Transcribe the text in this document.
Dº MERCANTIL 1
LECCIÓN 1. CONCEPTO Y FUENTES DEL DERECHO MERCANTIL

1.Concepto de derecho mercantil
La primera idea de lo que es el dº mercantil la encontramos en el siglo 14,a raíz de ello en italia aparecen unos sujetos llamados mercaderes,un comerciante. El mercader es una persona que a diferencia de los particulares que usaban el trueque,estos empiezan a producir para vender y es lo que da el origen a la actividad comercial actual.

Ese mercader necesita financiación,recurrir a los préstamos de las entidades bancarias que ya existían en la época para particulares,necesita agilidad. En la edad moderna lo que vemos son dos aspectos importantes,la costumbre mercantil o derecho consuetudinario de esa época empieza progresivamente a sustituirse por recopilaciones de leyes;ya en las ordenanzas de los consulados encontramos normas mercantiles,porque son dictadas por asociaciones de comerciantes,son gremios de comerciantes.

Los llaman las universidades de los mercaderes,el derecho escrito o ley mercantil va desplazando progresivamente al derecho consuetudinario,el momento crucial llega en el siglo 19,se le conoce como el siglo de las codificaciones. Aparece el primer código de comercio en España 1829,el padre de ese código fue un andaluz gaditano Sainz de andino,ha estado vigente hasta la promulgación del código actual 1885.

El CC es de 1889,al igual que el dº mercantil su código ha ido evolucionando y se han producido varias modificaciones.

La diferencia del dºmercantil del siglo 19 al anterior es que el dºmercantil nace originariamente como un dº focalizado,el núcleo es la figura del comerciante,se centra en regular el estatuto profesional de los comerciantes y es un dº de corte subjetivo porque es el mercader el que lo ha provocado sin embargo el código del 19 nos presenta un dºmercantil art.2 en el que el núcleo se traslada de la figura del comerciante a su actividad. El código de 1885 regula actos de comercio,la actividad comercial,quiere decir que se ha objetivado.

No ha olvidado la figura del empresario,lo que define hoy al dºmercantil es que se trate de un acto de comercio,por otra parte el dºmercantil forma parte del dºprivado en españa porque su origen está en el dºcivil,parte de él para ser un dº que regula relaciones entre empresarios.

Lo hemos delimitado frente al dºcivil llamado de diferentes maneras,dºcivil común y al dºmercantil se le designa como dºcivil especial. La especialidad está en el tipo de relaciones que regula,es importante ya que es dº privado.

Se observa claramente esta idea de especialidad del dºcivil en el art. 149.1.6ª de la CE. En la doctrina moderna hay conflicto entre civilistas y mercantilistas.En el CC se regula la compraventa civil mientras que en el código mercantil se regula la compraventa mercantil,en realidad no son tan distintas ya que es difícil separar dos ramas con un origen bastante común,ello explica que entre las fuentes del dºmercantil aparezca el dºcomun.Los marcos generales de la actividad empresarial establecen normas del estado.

※

* _What to produce_
Transcribe every entry verbatim.

* _Solution for this problem_
Transcribe the text in this document.
Dº MERCANTIL 1
LECCIÓN 1. CONCEPTO Y FUENTES DEL DERECHO MERCANTIL

1.Concepto de derecho mercantil
La primera idea de lo que es el dº mercantil la encontramos en el siglo 14,a raíz de ello en italia aparecen unos sujetos llamados mercaderes,un comerciante. El mercader es una persona que a diferencia de los particulares que usaban el trueque,estos empiezan a producir para vender y es lo que da el origen a la actividad comercial actual.

Ese mercader necesita financiación,recurrir a los préstamos de las entidades bancarias que ya existían en la época para particulares,necesita agilidad. En la edad moderna lo que vemos son dos aspectos importantes,la costumbre mercantil o derecho consuetudinario de esa época empieza progresivamente a sustituirse por recopilaciones de leyes;ya en las ordenanzas de los consulados encontramos normas mercantiles,porque son dictadas por asociaciones de comerciantes,son gremios de comerciantes.

Los llaman las universidades de los mercaderes,el derecho escrito o ley mercantil va desplazando progresivamente al derecho consuetudinario,el momento crucial llega en el siglo 19,se le conoce como el siglo de las codificaciones. Aparece el primer código de comercio en España 1829,el padre de ese código fue un andaluz gaditano Sainz de andino,ha estado vigente hasta la promulgación del código actual 1885.

El CC es de 1889,al igual que el dº mercantil su código ha ido evolucionando y se han producido varias modificaciones.

La diferencia del dºmercantil del siglo 19 al anterior es que el dºmercantil nace originariamente como un dº focalizado,el núcleo es la figura del comerciante,se centra en regular el estatuto profesional de los comerciantes y es un dº de corte subjetivo porque es el mercader el que lo ha provocado sin embargo el código del 19 nos presenta un dºmercantil art.2 en el que el núcleo se traslada de la figura del comerciante a su actividad. El código de 1885 regula actos de comercio,la actividad comercial,quiere decir que se ha objetivado.

No ha olvidado la figura del empresario,lo que define hoy al dºmercantil es que se trate de un acto de comercio,por otra parte el dºmercantil forma parte del dºprivado en españa porque su origen está en el dºcivil,parte de él para ser un dº que regula relaciones entre empresarios.

Lo hemos delimitado frente al dºcivil llamado de diferentes maneras,dºcivil común y al dºmercantil se le designa como dºcivil especial. La especialidad está en el tipo de relaciones que regula,es importante ya que es dº privado.

Se observa claramente esta idea de especialidad del dºcivil en el art. 149.1.6ª de la CE. En la doctrina moderna hay conflicto entre civilistas y mercantilistas.En el CC se regula la compraventa civil mientras que en el código mercantil se regula la compraventa mercantil,en realidad no son tan distintas ya que es difícil separar dos ramas con un origen bastante común,ello explica que entre las fuentes del dºmercantil aparezca el dºcomun.Los marcos generales de la actividad empresarial establecen normas del estado.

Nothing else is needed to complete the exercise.